_Stated exercise_
Find each line holding "Aprender" and copy it out.

[START OF Stored rows]

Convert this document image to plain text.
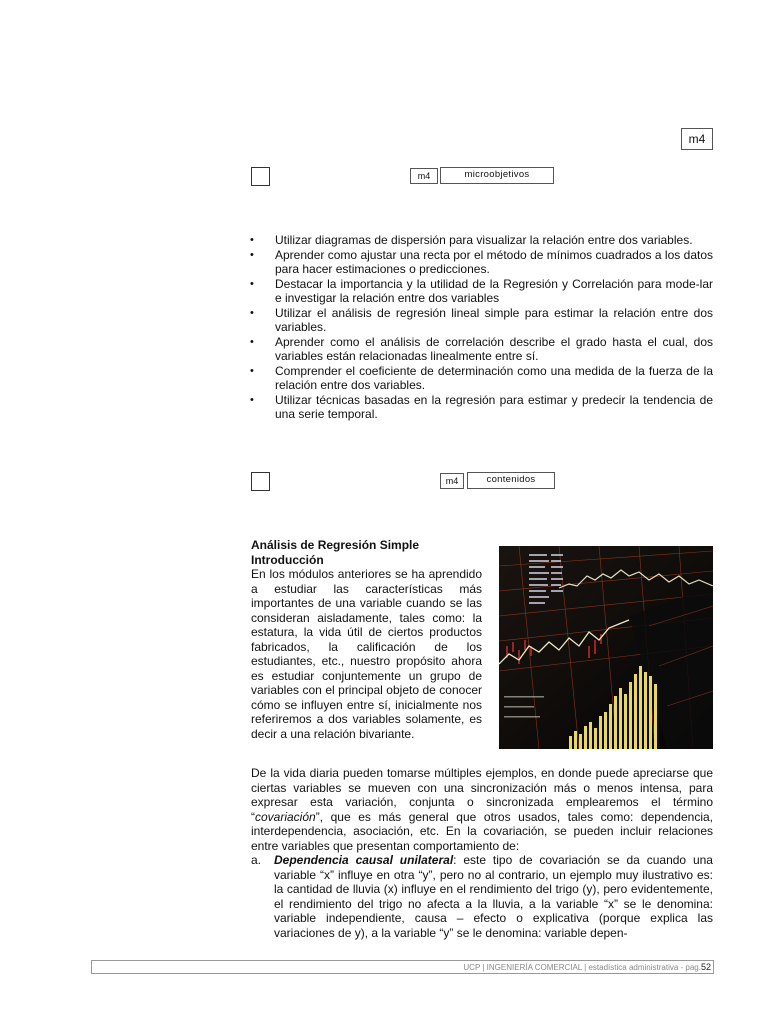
m4
m4	microobjetivos
• Utilizar diagramas de dispersión para visualizar la relación entre dos variables.
• Aprender como ajustar una recta por el método de mínimos cuadrados a los datos para hacer estimaciones o predicciones.
• Destacar la importancia y la utilidad de la Regresión y Correlación para mode-lar e investigar la relación entre dos variables
• Utilizar el análisis de regresión lineal simple para estimar la relación entre dos variables.
• Aprender como el análisis de correlación describe el grado hasta el cual, dos variables están relacionadas linealmente entre sí.
• Comprender el coeficiente de determinación como una medida de la fuerza de la relación entre dos variables.
• Utilizar técnicas basadas en la regresión para estimar y predecir la tendencia de una serie temporal.
m4	contenidos
Análisis de Regresión Simple
Introducción

En los módulos anteriores se ha aprendido a estudiar las características más importantes de una variable cuando se las consideran aisladamente, tales como: la estatura, la vida útil de ciertos productos fabricados, la calificación de los estudiantes, etc., nuestro propósito ahora es estudiar conjuntemente un grupo de variables con el principal objeto de conocer cómo se influyen entre sí, inicialmente nos referiremos a dos variables solamente, es decir a una relación bivariante.

De la vida diaria pueden tomarse múltiples ejemplos, en donde puede apreciarse que ciertas variables se mueven con una sincronización más o menos intensa, para expresar esta variación, conjunta o sincronizada emplearemos el término “covariación”, que es más general que otros usados, tales como: dependencia, interdependencia, asociación, etc. En la covariación, se pueden incluir relaciones entre variables que presentan comportamiento de:

a. Dependencia causal unilateral: este tipo de covariación se da cuando una variable “x” influye en otra “y”, pero no al contrario, un ejemplo muy ilustrativo es: la cantidad de lluvia (x) influye en el rendimiento del trigo (y), pero evidentemente, el rendimiento del trigo no afecta a la lluvia, a la variable “x” se le denomina: variable independiente, causa – efecto o explicativa (porque explica las variaciones de y), a la variable “y” se le denomina: variable depen-
UCP | INGENIERÍA COMERCIAL | estadística administrativa - pag.52
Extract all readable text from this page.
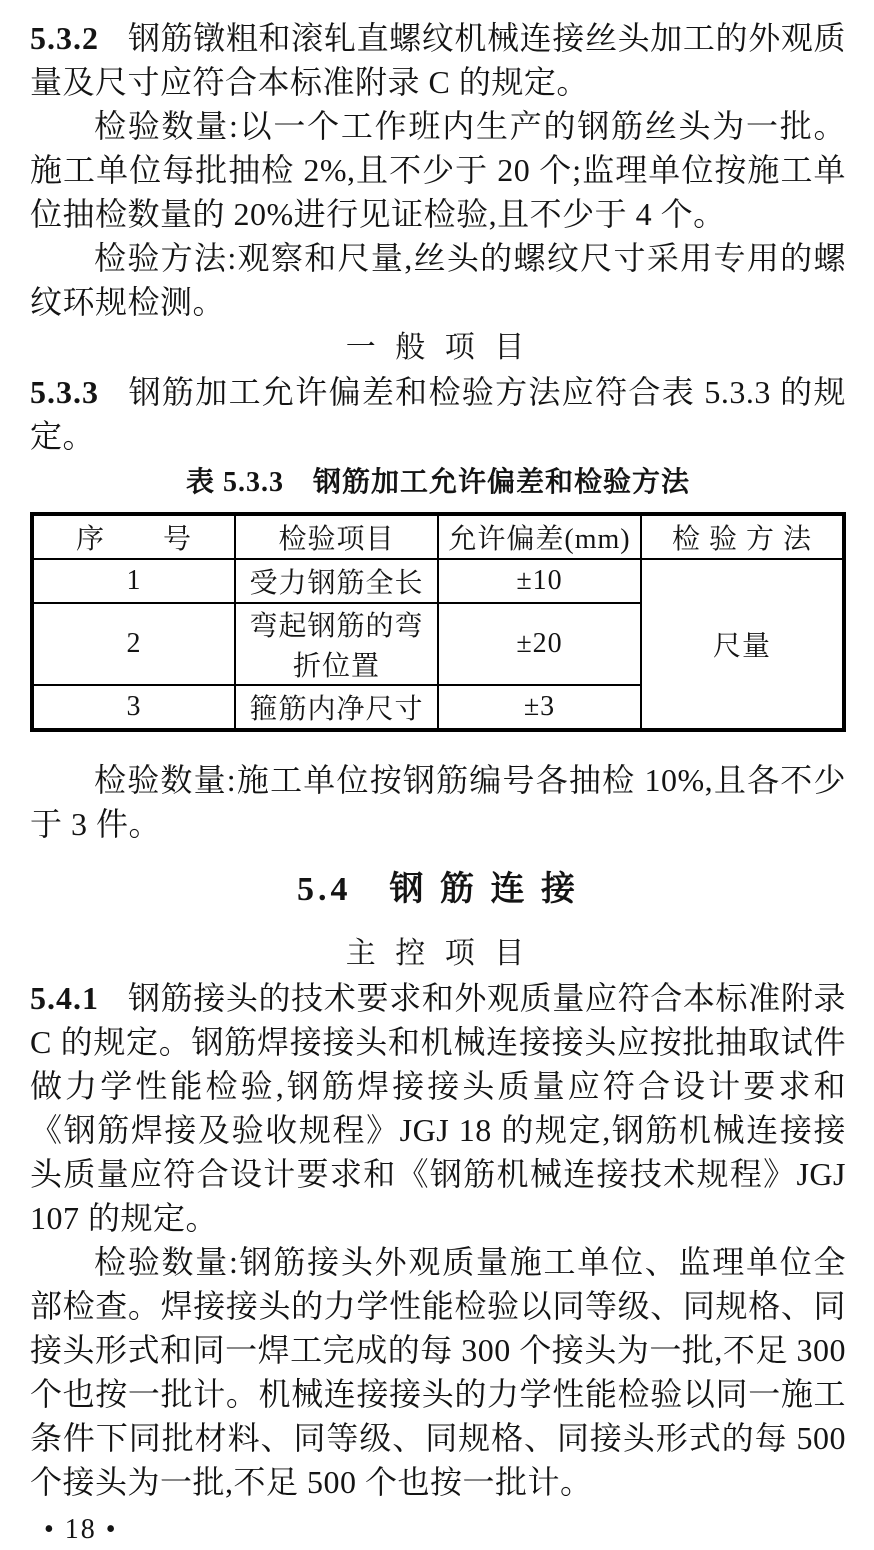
5.3.2 钢筋镦粗和滚轧直螺纹机械连接丝头加工的外观质量及尺寸应符合本标准附录 C 的规定。

检验数量:以一个工作班内生产的钢筋丝头为一批。施工单位每批抽检 2%,且不少于 20 个;监理单位按施工单位抽检数量的 20%进行见证检验,且不少于 4 个。

检验方法:观察和尺量,丝头的螺纹尺寸采用专用的螺纹环规检测。

一 般 项 目

5.3.3 钢筋加工允许偏差和检验方法应符合表 5.3.3 的规定。

表 5.3.3　钢筋加工允许偏差和检验方法
序　　号	检验项目	允许偏差(mm)	检 验 方 法
1	受力钢筋全长	±10	尺量
2	弯起钢筋的弯折位置	±20	
3	箍筋内净尺寸	±3	

检验数量:施工单位按钢筋编号各抽检 10%,且各不少于 3 件。

5.4　钢 筋 连 接
主 控 项 目

5.4.1 钢筋接头的技术要求和外观质量应符合本标准附录 C 的规定。钢筋焊接接头和机械连接接头应按批抽取试件做力学性能检验,钢筋焊接接头质量应符合设计要求和《钢筋焊接及验收规程》JGJ 18 的规定,钢筋机械连接接头质量应符合设计要求和《钢筋机械连接技术规程》JGJ 107 的规定。

检验数量:钢筋接头外观质量施工单位、监理单位全部检查。焊接接头的力学性能检验以同等级、同规格、同接头形式和同一焊工完成的每 300 个接头为一批,不足 300 个也按一批计。机械连接接头的力学性能检验以同一施工条件下同批材料、同等级、同规格、同接头形式的每 500 个接头为一批,不足 500 个也按一批计。

• 18 •
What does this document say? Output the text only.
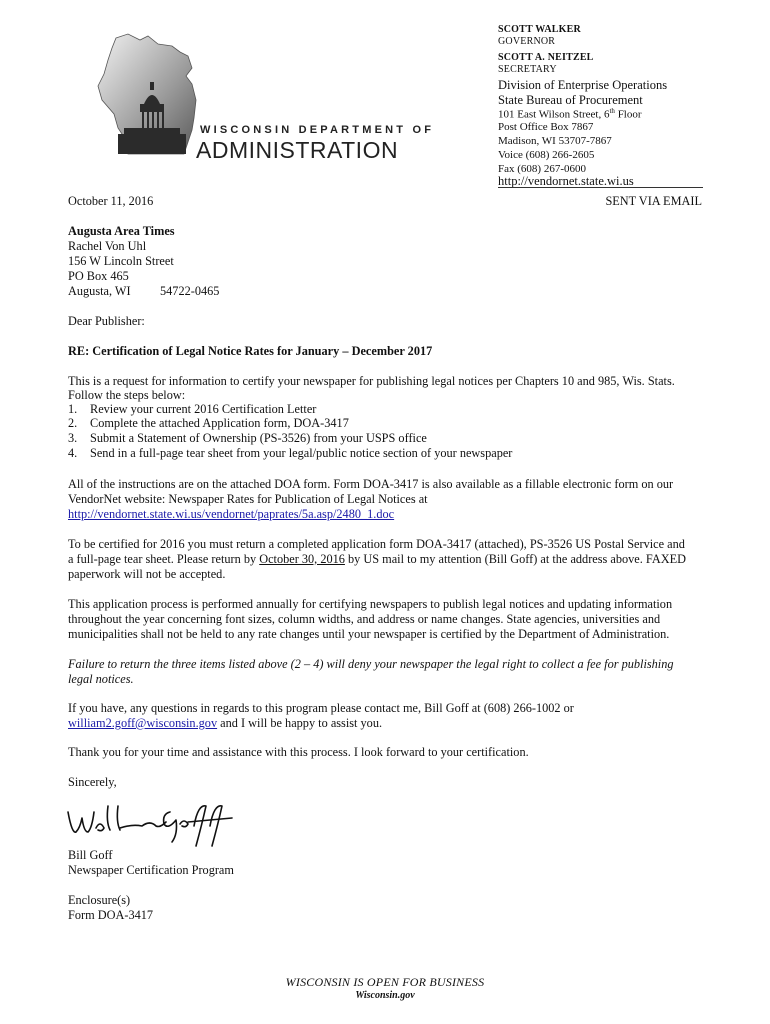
WISCONSIN DEPARTMENT OF
ADMINISTRATION
SCOTT WALKER
GOVERNOR
SCOTT A. NEITZEL
SECRETARY
Division of Enterprise Operations
State Bureau of Procurement
101 East Wilson Street, 6th Floor
Post Office Box 7867
Madison, WI 53707-7867
Voice (608) 266-2605
Fax (608) 267-0600
http://vendornet.state.wi.us
October 11, 2016	SENT VIA EMAIL
Augusta Area Times
Rachel Von Uhl
156 W Lincoln Street
PO Box 465
Augusta, WI 54722-0465
Dear Publisher:
RE: Certification of Legal Notice Rates for January – December 2017
This is a request for information to certify your newspaper for publishing legal notices per Chapters 10 and 985, Wis. Stats.
Follow the steps below:
1. Review your current 2016 Certification Letter
2. Complete the attached Application form, DOA-3417
3. Submit a Statement of Ownership (PS-3526) from your USPS office
4. Send in a full-page tear sheet from your legal/public notice section of your newspaper
All of the instructions are on the attached DOA form. Form DOA-3417 is also available as a fillable electronic form on our
VendorNet website: Newspaper Rates for Publication of Legal Notices at
http://vendornet.state.wi.us/vendornet/paprates/5a.asp/2480_1.doc
To be certified for 2016 you must return a completed application form DOA-3417 (attached), PS-3526 US Postal Service and
a full-page tear sheet. Please return by October 30, 2016 by US mail to my attention (Bill Goff) at the address above. FAXED
paperwork will not be accepted.
This application process is performed annually for certifying newspapers to publish legal notices and updating information
throughout the year concerning font sizes, column widths, and address or name changes. State agencies, universities and
municipalities shall not be held to any rate changes until your newspaper is certified by the Department of Administration.
Failure to return the three items listed above (2 – 4) will deny your newspaper the legal right to collect a fee for publishing
legal notices.
If you have, any questions in regards to this program please contact me, Bill Goff at (608) 266-1002 or
william2.goff@wisconsin.gov and I will be happy to assist you.
Thank you for your time and assistance with this process. I look forward to your certification.
Sincerely,
Bill Goff
Newspaper Certification Program
Enclosure(s)
Form DOA-3417
WISCONSIN IS OPEN FOR BUSINESS
Wisconsin.gov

[END OF Stored rows]

_Written solution_
• Aprender como ajustar una recta por el método de mínimos cuadrados a los datos para hacer estimaciones o predicciones.
• Aprender como el análisis de correlación describe el grado hasta el cual, dos variables están relacionadas linealmente entre sí.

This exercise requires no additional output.